→ **What is needed**
Below are the lines to check; count those holding the string "baumannii" and give only the number.

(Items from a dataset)
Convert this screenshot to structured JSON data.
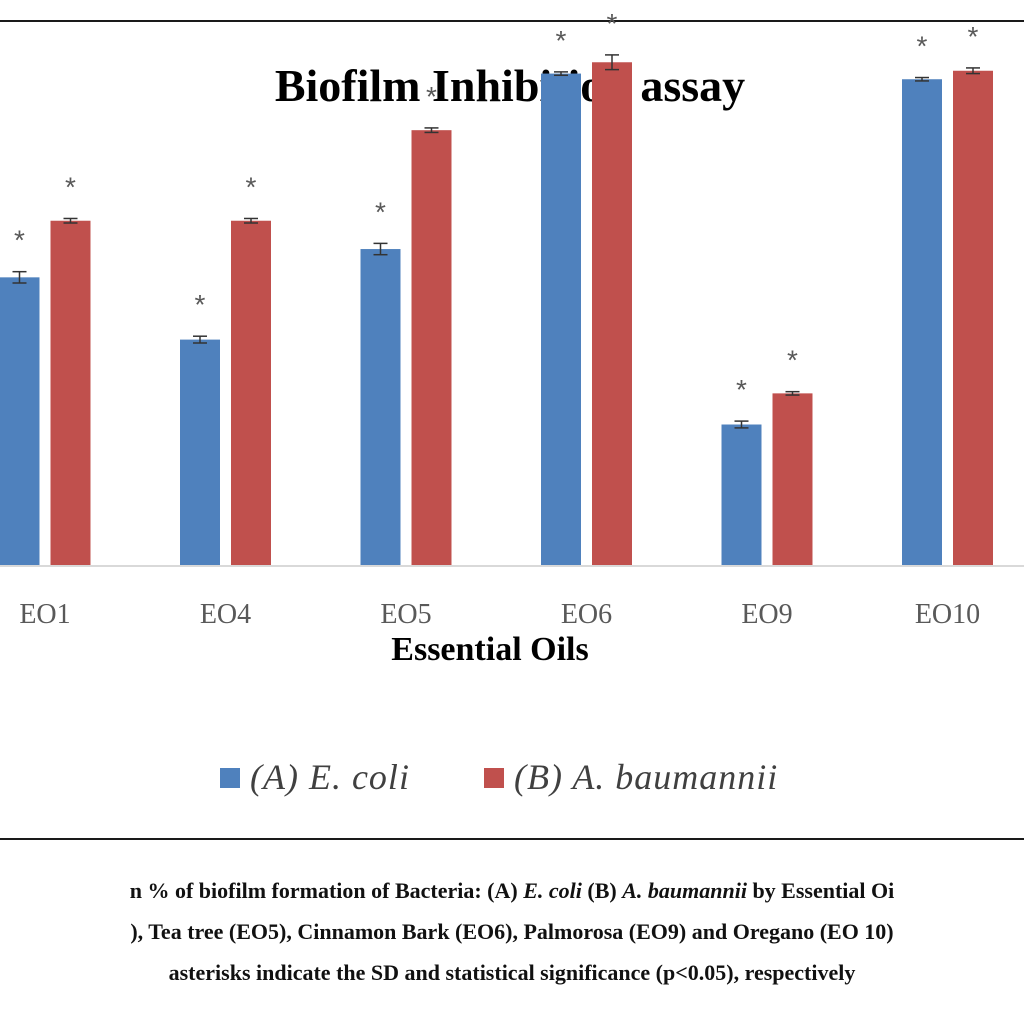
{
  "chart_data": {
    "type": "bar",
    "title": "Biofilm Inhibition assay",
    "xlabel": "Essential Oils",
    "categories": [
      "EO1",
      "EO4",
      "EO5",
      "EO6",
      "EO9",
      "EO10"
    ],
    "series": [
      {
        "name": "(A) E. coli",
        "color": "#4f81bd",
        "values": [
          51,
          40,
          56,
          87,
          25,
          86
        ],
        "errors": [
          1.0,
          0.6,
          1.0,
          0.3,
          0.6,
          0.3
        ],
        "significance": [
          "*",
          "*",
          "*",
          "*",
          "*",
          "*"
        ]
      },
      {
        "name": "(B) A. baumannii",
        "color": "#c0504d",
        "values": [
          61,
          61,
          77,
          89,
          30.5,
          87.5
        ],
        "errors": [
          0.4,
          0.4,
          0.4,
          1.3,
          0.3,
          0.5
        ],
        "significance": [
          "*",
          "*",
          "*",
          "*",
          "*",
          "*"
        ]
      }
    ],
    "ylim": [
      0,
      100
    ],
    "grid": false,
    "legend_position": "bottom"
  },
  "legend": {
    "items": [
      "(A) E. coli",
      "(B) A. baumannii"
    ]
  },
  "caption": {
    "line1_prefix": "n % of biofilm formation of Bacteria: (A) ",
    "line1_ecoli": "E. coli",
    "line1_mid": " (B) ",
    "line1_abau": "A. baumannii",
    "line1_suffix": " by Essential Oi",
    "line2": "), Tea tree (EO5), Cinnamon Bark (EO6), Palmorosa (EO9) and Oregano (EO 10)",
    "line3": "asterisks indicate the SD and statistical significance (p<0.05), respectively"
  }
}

→ **Output for this task**
3